Required work:
Count how many lines of the data below contain the string "должна"; the reply should be that number alone.

Entries taken from a collection

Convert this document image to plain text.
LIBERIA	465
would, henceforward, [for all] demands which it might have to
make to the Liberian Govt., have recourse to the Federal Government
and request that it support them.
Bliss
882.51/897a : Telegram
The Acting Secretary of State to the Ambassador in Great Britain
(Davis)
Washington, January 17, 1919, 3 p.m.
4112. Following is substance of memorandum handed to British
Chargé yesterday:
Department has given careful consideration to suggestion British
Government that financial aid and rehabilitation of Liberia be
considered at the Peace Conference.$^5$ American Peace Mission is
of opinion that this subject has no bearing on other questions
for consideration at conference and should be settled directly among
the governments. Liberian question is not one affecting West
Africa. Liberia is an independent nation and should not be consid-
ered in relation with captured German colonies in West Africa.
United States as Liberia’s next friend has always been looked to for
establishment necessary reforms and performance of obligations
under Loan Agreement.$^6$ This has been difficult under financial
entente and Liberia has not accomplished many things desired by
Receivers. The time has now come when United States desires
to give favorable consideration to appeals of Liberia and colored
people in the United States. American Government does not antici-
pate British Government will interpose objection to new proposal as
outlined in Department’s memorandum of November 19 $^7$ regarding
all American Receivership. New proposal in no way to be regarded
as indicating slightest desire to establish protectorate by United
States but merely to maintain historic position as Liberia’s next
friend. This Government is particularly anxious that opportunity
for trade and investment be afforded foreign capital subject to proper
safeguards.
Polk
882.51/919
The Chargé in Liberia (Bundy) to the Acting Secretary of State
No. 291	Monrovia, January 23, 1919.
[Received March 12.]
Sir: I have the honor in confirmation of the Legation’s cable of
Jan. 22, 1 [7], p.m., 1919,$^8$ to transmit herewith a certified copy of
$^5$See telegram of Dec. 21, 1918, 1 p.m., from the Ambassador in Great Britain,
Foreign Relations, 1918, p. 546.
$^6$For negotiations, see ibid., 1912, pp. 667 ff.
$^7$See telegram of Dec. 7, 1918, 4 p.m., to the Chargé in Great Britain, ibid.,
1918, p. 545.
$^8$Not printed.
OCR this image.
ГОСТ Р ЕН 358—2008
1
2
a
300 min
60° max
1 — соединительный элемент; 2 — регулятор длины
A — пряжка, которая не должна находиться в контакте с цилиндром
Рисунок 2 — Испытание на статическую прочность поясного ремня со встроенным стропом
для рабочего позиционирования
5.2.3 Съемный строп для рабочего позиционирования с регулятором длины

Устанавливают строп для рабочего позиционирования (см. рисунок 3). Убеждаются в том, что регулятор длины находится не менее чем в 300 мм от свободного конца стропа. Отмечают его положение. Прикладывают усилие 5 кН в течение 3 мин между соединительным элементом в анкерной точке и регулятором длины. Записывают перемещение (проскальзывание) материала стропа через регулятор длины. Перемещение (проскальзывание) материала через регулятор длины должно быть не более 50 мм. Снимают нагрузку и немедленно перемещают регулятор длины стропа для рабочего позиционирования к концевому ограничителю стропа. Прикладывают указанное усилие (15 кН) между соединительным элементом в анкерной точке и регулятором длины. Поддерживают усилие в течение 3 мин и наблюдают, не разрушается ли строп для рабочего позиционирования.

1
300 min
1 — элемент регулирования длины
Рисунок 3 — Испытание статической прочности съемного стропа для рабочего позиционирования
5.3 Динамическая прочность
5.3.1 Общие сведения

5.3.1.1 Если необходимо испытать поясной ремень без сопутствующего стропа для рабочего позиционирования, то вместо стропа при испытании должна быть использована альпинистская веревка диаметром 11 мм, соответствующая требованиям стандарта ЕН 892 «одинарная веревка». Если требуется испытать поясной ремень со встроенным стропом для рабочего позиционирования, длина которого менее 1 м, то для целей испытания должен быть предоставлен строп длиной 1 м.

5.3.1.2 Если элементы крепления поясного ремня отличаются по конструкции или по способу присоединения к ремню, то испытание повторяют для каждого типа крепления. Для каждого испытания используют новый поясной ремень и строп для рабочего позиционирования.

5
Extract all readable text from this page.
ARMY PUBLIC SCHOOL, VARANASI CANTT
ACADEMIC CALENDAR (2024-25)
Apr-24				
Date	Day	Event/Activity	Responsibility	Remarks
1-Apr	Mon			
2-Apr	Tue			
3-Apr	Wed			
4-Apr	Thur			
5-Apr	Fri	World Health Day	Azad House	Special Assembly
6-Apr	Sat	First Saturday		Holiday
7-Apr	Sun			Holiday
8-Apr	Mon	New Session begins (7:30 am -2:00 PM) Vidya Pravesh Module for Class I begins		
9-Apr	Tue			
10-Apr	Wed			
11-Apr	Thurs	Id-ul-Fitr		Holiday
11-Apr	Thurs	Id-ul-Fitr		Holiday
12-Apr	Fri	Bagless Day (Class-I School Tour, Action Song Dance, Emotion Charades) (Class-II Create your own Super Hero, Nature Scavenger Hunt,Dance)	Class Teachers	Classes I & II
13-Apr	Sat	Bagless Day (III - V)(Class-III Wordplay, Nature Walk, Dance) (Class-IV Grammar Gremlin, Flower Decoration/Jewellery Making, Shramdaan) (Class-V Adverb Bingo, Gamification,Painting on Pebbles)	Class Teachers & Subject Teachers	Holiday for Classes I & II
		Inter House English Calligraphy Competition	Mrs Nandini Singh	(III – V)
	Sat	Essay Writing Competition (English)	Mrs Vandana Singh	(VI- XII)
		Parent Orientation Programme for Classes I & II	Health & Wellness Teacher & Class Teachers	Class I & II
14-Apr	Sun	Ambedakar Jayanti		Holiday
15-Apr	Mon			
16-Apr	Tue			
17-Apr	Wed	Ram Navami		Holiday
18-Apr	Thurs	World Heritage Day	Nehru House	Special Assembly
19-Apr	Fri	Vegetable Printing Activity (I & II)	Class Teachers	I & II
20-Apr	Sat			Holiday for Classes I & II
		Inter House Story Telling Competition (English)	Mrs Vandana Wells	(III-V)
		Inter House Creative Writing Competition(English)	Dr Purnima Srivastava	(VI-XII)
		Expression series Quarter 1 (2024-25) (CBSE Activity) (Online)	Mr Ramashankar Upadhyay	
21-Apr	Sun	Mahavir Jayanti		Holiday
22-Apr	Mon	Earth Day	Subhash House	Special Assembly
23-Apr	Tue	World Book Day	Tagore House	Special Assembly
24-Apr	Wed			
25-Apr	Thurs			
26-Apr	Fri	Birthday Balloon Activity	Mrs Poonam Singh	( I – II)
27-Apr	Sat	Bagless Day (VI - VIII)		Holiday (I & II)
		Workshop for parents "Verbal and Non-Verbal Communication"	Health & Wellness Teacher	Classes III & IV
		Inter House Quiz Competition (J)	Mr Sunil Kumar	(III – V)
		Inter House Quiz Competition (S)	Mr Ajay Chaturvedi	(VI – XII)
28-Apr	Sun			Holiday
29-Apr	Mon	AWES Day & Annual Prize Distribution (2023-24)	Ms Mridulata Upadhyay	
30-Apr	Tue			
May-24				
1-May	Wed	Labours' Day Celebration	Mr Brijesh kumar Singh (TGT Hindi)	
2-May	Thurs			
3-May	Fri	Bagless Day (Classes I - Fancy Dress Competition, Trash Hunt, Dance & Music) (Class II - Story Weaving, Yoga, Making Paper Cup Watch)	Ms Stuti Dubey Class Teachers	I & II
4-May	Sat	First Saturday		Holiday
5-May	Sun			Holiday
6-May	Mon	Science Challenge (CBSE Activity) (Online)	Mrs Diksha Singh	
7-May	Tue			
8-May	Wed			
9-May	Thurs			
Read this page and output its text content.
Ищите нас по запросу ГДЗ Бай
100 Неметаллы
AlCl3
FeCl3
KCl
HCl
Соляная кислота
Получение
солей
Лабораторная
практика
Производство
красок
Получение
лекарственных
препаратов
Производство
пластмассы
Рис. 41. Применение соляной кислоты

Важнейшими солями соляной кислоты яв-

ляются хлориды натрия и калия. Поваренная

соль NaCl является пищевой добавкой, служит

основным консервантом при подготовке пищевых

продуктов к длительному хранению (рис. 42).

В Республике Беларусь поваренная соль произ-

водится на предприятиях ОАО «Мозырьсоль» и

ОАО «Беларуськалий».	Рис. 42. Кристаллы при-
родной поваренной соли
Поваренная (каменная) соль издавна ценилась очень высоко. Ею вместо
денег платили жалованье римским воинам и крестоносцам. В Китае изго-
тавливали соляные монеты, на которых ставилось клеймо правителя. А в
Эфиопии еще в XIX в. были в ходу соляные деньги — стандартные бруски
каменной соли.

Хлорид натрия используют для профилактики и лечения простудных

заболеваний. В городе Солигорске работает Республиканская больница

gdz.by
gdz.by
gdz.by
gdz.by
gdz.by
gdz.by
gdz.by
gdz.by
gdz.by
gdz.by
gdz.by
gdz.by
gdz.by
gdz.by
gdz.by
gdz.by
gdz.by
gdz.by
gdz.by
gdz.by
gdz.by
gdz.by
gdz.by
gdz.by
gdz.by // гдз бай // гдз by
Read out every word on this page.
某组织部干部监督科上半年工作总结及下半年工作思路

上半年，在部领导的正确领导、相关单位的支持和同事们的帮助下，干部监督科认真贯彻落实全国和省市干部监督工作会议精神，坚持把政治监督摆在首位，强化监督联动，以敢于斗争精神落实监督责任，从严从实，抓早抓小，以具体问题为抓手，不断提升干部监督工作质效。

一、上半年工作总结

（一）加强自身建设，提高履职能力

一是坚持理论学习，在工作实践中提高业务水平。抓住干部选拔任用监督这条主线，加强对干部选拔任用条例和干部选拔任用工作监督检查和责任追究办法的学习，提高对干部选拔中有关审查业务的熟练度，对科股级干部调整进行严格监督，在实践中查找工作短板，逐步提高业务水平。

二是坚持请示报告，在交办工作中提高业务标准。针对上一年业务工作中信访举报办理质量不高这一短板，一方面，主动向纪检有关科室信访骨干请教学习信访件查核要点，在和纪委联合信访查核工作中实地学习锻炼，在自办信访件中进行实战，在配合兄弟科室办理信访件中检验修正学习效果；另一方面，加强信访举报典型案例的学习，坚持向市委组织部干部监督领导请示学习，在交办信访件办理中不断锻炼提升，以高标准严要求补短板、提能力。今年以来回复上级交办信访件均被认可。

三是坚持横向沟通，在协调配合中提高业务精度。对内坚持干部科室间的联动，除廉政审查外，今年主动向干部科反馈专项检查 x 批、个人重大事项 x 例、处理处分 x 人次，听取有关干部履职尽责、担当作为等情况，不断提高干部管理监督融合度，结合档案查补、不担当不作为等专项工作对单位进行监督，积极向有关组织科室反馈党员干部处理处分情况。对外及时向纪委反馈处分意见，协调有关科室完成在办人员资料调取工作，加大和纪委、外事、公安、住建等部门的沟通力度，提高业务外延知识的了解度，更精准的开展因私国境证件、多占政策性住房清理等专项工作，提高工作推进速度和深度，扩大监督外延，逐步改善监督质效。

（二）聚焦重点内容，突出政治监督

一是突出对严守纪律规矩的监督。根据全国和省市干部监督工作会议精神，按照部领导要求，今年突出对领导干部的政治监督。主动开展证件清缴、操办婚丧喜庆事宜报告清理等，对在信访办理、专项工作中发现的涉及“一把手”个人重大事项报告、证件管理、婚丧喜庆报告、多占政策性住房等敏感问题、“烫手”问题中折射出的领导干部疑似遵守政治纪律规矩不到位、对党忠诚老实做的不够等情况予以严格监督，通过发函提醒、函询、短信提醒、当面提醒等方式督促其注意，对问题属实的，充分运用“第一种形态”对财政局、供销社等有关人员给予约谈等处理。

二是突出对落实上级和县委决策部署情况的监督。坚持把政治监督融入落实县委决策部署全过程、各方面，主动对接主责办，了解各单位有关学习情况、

Completed exercise:
2